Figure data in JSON
# # # # #

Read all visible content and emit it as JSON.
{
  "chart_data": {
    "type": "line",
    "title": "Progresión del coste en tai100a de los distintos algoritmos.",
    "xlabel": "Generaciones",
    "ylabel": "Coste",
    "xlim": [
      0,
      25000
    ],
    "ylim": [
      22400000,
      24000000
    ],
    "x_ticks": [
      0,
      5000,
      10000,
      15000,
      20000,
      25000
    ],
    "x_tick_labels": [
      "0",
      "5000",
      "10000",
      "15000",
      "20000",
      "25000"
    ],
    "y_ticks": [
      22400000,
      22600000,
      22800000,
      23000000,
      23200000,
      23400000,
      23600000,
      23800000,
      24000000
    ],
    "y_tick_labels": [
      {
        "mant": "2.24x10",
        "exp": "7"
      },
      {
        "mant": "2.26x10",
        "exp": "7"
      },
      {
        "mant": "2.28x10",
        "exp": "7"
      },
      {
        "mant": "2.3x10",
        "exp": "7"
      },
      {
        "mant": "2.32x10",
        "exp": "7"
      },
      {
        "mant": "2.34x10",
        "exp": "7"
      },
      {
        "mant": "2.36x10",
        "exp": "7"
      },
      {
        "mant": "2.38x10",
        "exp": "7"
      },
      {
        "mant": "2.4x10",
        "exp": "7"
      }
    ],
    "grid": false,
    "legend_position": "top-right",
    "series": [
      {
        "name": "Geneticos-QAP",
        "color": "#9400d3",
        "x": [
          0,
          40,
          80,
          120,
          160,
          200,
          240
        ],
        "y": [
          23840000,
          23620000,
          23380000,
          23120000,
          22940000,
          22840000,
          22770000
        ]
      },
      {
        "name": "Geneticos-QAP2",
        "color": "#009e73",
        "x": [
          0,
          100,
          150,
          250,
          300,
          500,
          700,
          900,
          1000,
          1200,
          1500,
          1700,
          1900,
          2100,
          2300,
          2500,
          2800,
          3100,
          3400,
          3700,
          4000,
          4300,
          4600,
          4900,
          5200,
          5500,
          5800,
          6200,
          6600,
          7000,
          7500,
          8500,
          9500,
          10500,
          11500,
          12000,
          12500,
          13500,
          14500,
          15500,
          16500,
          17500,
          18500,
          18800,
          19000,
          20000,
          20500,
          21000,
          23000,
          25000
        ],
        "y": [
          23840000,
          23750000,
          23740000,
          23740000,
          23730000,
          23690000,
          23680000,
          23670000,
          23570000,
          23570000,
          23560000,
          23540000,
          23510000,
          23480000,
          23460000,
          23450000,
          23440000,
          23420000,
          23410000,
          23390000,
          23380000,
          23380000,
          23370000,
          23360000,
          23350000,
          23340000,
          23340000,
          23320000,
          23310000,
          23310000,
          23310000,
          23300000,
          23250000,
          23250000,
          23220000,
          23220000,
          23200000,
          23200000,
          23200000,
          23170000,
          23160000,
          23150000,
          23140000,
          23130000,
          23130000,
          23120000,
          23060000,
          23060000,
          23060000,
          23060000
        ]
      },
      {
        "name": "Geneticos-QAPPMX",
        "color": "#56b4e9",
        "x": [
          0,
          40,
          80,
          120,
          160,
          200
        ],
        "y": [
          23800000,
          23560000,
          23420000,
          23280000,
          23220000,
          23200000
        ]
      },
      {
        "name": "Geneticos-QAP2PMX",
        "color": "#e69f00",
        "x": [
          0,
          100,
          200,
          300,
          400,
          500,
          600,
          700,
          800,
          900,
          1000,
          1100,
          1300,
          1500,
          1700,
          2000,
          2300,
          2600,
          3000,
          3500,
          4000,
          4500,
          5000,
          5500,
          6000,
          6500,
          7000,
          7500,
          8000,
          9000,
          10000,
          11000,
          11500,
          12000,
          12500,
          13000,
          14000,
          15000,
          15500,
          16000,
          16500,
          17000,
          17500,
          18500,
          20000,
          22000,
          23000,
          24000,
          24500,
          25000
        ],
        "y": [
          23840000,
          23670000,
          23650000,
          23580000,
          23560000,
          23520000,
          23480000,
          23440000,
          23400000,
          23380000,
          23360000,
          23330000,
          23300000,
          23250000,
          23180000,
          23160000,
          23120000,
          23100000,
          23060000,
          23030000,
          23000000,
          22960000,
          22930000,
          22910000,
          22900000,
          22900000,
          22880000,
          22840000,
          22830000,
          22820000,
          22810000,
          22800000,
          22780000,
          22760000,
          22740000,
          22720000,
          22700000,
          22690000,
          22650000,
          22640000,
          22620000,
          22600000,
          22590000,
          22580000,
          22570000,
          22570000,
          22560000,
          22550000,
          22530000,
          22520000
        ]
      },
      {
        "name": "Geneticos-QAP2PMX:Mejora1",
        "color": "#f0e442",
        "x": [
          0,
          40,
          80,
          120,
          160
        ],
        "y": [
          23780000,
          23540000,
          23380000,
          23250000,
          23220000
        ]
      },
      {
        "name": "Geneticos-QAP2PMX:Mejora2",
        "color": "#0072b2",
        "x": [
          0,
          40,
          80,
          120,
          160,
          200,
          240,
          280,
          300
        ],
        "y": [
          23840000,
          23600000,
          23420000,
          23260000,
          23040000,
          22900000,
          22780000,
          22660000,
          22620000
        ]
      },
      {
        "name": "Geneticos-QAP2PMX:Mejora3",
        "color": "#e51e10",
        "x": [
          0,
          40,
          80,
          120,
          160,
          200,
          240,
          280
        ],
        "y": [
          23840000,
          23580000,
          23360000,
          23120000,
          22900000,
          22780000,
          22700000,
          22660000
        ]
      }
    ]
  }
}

# # # # #

- **Problem**
Show every line where the string "mant" appears.

- **Worked solution**
        "mant": "2.24x10",
        "mant": "2.26x10",
        "mant": "2.28x10",
        "mant": "2.3x10",
        "mant": "2.32x10",
        "mant": "2.34x10",
        "mant": "2.36x10",
        "mant": "2.38x10",
        "mant": "2.4x10",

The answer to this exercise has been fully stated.